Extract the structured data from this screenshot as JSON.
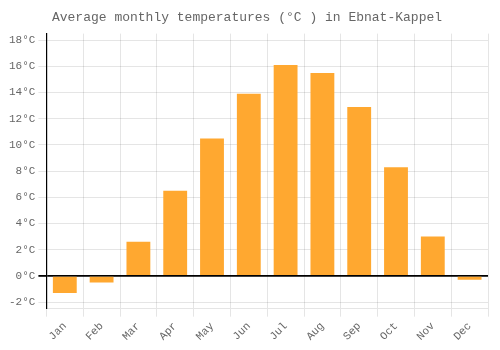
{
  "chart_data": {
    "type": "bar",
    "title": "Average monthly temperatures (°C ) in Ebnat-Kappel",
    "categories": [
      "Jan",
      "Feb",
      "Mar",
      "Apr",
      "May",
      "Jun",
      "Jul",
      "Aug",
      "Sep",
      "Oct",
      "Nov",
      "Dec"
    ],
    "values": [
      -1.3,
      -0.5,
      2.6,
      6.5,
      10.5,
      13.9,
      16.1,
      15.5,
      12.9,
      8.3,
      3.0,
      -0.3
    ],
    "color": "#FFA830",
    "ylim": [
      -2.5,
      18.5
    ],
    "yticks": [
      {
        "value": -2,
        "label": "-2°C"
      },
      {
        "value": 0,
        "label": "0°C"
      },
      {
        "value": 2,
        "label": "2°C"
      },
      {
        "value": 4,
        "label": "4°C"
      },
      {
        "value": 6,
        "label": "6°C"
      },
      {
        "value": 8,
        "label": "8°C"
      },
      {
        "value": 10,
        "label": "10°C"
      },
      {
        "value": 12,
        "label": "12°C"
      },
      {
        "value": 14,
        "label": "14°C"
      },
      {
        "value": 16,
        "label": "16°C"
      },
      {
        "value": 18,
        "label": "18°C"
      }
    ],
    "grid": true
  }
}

Do this: Pick out each line containing "label" and report it.

Completed task:
        "label": "-2°C"
        "label": "0°C"
        "label": "2°C"
        "label": "4°C"
        "label": "6°C"
        "label": "8°C"
        "label": "10°C"
        "label": "12°C"
        "label": "14°C"
        "label": "16°C"
        "label": "18°C"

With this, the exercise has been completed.